_Given records_
#####

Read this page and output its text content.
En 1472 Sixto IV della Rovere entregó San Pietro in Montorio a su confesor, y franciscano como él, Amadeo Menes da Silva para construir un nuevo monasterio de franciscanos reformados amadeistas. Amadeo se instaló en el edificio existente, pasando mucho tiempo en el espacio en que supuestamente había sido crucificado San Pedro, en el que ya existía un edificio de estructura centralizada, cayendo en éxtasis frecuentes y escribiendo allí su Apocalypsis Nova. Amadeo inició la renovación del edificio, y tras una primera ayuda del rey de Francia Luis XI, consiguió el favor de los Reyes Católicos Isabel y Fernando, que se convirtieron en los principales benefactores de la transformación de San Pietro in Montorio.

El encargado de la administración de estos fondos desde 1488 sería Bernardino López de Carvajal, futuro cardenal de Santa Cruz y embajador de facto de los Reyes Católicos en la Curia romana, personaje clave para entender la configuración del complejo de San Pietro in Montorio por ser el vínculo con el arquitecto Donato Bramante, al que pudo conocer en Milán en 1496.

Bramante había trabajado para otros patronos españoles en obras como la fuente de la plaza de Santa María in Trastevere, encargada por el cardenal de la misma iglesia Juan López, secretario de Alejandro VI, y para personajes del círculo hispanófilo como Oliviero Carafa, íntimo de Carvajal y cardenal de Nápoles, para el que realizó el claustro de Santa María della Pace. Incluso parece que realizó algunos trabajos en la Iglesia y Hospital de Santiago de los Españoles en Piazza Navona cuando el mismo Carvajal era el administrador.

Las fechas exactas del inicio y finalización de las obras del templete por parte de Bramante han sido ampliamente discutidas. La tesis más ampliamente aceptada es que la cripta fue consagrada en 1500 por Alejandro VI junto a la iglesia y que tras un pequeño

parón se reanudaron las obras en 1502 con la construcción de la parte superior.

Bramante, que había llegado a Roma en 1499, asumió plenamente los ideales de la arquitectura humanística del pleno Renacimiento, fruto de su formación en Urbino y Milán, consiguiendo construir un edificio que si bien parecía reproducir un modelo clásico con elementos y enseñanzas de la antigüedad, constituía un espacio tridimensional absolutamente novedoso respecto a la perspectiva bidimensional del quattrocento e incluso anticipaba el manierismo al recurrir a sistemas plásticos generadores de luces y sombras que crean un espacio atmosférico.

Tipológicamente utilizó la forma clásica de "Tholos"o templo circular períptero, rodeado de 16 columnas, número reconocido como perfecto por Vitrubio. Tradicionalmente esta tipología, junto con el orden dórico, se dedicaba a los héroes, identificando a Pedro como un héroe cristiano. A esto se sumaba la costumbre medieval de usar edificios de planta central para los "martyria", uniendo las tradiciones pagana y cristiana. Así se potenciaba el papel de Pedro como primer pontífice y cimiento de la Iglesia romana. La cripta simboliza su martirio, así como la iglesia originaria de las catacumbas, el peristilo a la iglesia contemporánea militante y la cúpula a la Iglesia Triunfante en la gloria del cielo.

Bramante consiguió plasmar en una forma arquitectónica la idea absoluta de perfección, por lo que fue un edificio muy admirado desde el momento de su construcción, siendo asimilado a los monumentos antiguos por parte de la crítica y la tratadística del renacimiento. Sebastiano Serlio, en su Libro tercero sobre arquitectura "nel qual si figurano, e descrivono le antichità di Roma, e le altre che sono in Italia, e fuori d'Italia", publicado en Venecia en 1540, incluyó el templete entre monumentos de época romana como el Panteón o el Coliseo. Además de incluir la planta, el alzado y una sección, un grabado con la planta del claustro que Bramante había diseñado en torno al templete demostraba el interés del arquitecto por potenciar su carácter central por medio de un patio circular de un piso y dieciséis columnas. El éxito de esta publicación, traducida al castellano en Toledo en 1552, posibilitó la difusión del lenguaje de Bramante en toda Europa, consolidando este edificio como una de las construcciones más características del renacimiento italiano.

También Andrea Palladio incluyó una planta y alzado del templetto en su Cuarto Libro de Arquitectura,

#####

_Exercise objective_
Transcribe every record above exactly as it appears.

_Reply_
Read this page and output its text content.
En 1472 Sixto IV della Rovere entregó San Pietro in Montorio a su confesor, y franciscano como él, Amadeo Menes da Silva para construir un nuevo monasterio de franciscanos reformados amadeistas. Amadeo se instaló en el edificio existente, pasando mucho tiempo en el espacio en que supuestamente había sido crucificado San Pedro, en el que ya existía un edificio de estructura centralizada, cayendo en éxtasis frecuentes y escribiendo allí su Apocalypsis Nova. Amadeo inició la renovación del edificio, y tras una primera ayuda del rey de Francia Luis XI, consiguió el favor de los Reyes Católicos Isabel y Fernando, que se convirtieron en los principales benefactores de la transformación de San Pietro in Montorio.

El encargado de la administración de estos fondos desde 1488 sería Bernardino López de Carvajal, futuro cardenal de Santa Cruz y embajador de facto de los Reyes Católicos en la Curia romana, personaje clave para entender la configuración del complejo de San Pietro in Montorio por ser el vínculo con el arquitecto Donato Bramante, al que pudo conocer en Milán en 1496.

Bramante había trabajado para otros patronos españoles en obras como la fuente de la plaza de Santa María in Trastevere, encargada por el cardenal de la misma iglesia Juan López, secretario de Alejandro VI, y para personajes del círculo hispanófilo como Oliviero Carafa, íntimo de Carvajal y cardenal de Nápoles, para el que realizó el claustro de Santa María della Pace. Incluso parece que realizó algunos trabajos en la Iglesia y Hospital de Santiago de los Españoles en Piazza Navona cuando el mismo Carvajal era el administrador.

Las fechas exactas del inicio y finalización de las obras del templete por parte de Bramante han sido ampliamente discutidas. La tesis más ampliamente aceptada es que la cripta fue consagrada en 1500 por Alejandro VI junto a la iglesia y que tras un pequeño

parón se reanudaron las obras en 1502 con la construcción de la parte superior.

Bramante, que había llegado a Roma en 1499, asumió plenamente los ideales de la arquitectura humanística del pleno Renacimiento, fruto de su formación en Urbino y Milán, consiguiendo construir un edificio que si bien parecía reproducir un modelo clásico con elementos y enseñanzas de la antigüedad, constituía un espacio tridimensional absolutamente novedoso respecto a la perspectiva bidimensional del quattrocento e incluso anticipaba el manierismo al recurrir a sistemas plásticos generadores de luces y sombras que crean un espacio atmosférico.

Tipológicamente utilizó la forma clásica de "Tholos"o templo circular períptero, rodeado de 16 columnas, número reconocido como perfecto por Vitrubio. Tradicionalmente esta tipología, junto con el orden dórico, se dedicaba a los héroes, identificando a Pedro como un héroe cristiano. A esto se sumaba la costumbre medieval de usar edificios de planta central para los "martyria", uniendo las tradiciones pagana y cristiana. Así se potenciaba el papel de Pedro como primer pontífice y cimiento de la Iglesia romana. La cripta simboliza su martirio, así como la iglesia originaria de las catacumbas, el peristilo a la iglesia contemporánea militante y la cúpula a la Iglesia Triunfante en la gloria del cielo.

Bramante consiguió plasmar en una forma arquitectónica la idea absoluta de perfección, por lo que fue un edificio muy admirado desde el momento de su construcción, siendo asimilado a los monumentos antiguos por parte de la crítica y la tratadística del renacimiento. Sebastiano Serlio, en su Libro tercero sobre arquitectura "nel qual si figurano, e descrivono le antichità di Roma, e le altre che sono in Italia, e fuori d'Italia", publicado en Venecia en 1540, incluyó el templete entre monumentos de época romana como el Panteón o el Coliseo. Además de incluir la planta, el alzado y una sección, un grabado con la planta del claustro que Bramante había diseñado en torno al templete demostraba el interés del arquitecto por potenciar su carácter central por medio de un patio circular de un piso y dieciséis columnas. El éxito de esta publicación, traducida al castellano en Toledo en 1552, posibilitó la difusión del lenguaje de Bramante en toda Europa, consolidando este edificio como una de las construcciones más características del renacimiento italiano.

También Andrea Palladio incluyó una planta y alzado del templetto en su Cuarto Libro de Arquitectura,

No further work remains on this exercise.